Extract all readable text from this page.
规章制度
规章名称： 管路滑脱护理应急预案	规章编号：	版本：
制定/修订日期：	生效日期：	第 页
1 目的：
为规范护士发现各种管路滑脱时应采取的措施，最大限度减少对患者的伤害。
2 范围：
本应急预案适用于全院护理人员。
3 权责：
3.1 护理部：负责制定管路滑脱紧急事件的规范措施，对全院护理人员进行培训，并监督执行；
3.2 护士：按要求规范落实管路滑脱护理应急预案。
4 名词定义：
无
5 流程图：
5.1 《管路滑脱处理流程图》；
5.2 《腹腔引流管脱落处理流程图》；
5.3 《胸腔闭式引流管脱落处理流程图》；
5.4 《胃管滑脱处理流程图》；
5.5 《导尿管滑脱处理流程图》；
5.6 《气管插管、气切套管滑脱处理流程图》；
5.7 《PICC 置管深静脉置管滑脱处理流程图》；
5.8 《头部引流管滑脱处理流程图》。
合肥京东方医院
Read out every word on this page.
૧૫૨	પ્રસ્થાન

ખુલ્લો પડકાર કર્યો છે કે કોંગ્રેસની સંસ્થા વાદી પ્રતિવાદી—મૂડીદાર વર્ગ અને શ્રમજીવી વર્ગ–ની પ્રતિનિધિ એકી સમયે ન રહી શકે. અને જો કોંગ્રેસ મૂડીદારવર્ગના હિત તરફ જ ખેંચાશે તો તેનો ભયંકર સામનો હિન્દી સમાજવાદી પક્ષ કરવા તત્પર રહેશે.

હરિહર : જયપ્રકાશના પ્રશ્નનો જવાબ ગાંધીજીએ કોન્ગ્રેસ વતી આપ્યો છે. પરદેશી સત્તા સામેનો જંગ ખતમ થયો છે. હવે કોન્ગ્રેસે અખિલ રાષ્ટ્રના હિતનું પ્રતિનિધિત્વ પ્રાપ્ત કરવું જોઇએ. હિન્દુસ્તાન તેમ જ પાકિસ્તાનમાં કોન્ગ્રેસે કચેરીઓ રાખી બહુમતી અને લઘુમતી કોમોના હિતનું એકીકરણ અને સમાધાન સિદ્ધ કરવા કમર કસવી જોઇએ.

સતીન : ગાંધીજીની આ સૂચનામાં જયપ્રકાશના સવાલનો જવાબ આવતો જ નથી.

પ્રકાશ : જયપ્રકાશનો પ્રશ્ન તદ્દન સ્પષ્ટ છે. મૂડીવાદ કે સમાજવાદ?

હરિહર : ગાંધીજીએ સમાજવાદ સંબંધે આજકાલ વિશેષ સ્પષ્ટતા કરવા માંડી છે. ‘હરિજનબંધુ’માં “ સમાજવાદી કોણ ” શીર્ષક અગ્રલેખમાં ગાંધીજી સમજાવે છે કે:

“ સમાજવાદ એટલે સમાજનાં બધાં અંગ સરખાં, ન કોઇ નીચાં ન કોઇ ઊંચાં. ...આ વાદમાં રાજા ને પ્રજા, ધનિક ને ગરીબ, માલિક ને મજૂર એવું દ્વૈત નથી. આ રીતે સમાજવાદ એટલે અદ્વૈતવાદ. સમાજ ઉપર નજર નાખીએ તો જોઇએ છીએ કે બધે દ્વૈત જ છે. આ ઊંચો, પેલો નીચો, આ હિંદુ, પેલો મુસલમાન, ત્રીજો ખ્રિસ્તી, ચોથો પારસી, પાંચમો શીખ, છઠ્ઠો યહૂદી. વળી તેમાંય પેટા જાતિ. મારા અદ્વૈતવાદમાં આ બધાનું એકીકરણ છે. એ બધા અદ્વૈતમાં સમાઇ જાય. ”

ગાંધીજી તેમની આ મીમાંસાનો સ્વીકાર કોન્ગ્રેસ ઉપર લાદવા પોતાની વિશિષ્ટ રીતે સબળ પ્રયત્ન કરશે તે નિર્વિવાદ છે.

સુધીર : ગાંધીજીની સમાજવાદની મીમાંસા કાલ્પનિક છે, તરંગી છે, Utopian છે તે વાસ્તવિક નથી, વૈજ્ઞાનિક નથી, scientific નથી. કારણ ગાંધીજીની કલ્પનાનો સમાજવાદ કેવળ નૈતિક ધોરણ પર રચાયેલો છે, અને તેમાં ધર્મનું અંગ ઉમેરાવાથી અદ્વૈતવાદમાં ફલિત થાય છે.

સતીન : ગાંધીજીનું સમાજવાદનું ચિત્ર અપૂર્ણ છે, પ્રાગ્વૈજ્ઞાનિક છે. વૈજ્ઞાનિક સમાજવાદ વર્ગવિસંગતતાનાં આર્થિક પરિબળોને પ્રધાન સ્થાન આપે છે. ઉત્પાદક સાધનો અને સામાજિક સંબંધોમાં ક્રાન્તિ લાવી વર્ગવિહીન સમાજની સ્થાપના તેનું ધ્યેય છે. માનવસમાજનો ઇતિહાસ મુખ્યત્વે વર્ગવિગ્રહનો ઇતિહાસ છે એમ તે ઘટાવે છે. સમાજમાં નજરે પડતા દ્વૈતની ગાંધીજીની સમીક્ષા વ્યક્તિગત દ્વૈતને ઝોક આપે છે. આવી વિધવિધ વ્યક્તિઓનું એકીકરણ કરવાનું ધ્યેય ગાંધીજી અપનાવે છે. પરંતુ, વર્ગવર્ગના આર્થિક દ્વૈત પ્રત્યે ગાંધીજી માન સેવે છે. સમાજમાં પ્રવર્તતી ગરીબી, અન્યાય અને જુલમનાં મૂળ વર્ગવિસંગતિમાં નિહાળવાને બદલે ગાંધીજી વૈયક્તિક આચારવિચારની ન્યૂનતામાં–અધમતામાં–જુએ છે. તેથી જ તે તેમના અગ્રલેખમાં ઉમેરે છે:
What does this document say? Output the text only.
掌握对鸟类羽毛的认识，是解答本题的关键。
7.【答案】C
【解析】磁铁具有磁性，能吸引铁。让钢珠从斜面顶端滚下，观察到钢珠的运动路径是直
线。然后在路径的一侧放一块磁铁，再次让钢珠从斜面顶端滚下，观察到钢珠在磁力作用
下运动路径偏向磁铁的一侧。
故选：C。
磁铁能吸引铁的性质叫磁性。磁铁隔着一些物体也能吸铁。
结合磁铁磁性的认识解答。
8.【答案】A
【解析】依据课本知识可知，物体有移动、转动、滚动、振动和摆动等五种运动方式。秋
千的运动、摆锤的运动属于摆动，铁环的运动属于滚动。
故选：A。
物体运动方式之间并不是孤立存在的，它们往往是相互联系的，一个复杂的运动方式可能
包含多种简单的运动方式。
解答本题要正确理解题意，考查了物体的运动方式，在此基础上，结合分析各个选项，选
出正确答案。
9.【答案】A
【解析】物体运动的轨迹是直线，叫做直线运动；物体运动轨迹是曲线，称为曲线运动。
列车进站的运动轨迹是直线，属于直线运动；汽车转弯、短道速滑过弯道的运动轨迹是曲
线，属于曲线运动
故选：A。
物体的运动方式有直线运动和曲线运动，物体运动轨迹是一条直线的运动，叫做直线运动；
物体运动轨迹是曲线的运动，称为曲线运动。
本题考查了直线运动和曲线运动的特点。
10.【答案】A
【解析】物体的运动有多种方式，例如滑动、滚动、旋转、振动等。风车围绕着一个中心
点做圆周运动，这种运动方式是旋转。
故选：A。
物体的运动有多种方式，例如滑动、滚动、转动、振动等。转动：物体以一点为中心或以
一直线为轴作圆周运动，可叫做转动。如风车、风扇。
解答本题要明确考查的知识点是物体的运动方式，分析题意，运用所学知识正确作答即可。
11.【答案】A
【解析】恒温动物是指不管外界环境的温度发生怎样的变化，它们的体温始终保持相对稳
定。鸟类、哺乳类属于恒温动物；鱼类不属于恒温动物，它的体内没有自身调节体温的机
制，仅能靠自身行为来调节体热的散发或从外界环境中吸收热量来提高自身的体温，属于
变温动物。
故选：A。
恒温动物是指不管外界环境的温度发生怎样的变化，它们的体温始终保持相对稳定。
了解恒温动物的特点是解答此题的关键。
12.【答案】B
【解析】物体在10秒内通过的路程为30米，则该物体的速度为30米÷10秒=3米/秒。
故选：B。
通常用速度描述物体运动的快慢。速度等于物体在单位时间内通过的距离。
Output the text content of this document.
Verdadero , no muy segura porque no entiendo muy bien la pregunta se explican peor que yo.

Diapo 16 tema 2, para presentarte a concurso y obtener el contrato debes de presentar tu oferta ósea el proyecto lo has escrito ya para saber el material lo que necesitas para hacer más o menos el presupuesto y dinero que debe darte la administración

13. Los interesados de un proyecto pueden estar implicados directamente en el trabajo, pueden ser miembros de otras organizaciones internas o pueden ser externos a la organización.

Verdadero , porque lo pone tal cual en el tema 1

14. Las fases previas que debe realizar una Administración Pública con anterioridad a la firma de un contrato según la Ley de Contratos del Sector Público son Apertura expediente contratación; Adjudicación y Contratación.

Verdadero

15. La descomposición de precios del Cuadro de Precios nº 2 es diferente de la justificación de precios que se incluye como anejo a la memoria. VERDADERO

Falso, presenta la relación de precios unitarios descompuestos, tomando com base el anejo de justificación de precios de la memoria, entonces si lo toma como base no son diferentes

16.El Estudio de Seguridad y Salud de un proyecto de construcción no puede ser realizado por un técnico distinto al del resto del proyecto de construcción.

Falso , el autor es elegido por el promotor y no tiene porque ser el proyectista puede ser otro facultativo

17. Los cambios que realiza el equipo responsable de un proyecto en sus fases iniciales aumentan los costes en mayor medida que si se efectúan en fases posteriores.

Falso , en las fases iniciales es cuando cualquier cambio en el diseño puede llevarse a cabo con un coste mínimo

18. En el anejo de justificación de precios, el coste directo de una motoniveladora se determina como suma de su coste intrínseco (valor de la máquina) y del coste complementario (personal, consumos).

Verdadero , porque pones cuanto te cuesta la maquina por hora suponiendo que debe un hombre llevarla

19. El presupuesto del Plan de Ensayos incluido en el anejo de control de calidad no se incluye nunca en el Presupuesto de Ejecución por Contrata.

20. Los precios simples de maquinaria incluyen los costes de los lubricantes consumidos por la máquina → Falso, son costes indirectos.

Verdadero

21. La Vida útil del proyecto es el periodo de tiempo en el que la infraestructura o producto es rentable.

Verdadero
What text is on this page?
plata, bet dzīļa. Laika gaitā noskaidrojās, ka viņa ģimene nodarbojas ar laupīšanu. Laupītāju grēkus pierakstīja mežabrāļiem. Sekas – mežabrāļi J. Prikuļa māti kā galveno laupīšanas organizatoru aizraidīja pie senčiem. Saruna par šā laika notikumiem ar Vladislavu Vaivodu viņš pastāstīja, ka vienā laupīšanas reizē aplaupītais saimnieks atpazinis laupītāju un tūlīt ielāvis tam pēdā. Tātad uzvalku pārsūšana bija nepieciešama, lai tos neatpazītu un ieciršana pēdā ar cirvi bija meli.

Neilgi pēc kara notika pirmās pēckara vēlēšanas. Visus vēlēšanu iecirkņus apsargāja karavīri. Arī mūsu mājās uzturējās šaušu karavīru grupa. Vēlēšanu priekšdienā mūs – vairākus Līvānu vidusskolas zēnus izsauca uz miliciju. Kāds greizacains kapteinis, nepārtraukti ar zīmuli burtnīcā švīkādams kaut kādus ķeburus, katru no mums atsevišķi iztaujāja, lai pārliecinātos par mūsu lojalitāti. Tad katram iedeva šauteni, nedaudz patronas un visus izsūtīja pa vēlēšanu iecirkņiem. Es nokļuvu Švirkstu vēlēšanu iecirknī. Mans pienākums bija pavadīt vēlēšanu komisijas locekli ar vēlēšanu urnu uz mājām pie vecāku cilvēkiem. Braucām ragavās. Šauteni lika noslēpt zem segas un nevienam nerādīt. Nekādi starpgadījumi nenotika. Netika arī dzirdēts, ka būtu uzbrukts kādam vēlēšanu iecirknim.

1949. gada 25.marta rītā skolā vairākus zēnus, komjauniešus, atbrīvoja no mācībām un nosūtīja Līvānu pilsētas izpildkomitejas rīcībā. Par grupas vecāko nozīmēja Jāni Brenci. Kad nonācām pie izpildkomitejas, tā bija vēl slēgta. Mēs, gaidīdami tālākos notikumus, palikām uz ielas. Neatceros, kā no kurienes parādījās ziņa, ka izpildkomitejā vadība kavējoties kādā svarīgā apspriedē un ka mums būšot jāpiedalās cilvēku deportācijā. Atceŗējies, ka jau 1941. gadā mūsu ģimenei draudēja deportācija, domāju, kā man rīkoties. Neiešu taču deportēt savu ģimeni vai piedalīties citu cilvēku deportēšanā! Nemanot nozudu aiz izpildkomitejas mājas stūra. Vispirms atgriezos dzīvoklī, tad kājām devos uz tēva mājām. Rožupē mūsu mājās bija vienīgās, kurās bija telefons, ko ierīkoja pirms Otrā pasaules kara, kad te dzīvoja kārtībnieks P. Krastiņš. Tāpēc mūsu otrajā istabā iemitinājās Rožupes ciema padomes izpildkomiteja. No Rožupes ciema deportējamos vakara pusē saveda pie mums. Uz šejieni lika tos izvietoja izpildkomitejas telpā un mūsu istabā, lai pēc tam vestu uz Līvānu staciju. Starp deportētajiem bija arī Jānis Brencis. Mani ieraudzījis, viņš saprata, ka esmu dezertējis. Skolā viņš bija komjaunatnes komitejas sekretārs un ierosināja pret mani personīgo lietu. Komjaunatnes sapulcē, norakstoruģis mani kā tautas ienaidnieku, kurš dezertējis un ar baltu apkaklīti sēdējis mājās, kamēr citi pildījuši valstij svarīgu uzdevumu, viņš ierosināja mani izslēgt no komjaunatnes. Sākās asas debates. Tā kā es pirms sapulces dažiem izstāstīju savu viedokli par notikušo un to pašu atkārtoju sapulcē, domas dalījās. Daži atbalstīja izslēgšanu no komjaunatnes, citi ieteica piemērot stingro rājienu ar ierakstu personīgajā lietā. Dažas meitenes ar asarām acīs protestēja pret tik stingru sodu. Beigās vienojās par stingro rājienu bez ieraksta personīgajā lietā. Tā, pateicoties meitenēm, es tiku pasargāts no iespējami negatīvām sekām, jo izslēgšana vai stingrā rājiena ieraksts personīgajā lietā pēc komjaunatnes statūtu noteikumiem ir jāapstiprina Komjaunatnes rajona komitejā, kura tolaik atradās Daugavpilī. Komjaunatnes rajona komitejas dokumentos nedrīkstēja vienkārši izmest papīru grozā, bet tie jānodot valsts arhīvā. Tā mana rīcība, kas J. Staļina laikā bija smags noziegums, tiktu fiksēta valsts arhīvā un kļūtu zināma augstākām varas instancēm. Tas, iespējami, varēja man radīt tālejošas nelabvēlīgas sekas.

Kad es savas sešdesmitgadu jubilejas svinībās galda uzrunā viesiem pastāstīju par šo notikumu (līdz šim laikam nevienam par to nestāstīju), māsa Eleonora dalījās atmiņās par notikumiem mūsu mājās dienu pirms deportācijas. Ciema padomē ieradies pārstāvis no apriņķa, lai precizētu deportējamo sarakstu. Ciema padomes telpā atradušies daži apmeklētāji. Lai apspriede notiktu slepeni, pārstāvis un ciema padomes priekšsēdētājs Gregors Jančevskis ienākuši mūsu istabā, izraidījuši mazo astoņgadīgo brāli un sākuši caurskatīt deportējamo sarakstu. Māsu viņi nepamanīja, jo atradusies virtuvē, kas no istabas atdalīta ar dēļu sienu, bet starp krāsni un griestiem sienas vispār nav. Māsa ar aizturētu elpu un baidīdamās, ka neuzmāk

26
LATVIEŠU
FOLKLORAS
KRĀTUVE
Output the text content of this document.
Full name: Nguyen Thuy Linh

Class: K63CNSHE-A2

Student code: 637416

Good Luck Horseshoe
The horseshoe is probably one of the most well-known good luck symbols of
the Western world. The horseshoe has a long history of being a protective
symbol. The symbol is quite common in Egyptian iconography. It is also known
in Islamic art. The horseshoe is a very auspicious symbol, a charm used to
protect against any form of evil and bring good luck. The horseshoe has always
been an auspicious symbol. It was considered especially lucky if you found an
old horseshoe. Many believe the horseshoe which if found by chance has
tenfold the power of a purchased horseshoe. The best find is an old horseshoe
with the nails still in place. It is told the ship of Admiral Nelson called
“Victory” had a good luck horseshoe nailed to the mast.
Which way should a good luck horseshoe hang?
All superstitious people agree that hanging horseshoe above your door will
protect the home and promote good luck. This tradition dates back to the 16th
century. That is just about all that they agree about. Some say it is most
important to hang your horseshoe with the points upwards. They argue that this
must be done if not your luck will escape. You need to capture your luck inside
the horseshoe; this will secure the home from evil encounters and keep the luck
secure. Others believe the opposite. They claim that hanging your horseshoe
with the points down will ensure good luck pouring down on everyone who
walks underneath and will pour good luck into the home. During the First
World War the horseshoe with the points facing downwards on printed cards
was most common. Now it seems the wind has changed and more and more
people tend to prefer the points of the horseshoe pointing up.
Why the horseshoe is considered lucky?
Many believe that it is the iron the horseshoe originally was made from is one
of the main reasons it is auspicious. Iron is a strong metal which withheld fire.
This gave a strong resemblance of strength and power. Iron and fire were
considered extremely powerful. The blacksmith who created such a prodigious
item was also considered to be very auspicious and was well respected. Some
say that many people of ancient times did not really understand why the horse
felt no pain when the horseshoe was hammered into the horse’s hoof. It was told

------------

Search the listing for the string "considered". Copy each line where it turns up.

■ RESULT BELOW
been an auspicious symbol. It was considered especially lucky if you found an
Why the horseshoe is considered lucky?
considered extremely powerful. The blacksmith who created such a prodigious
item was also considered to be very auspicious and was well respected. Some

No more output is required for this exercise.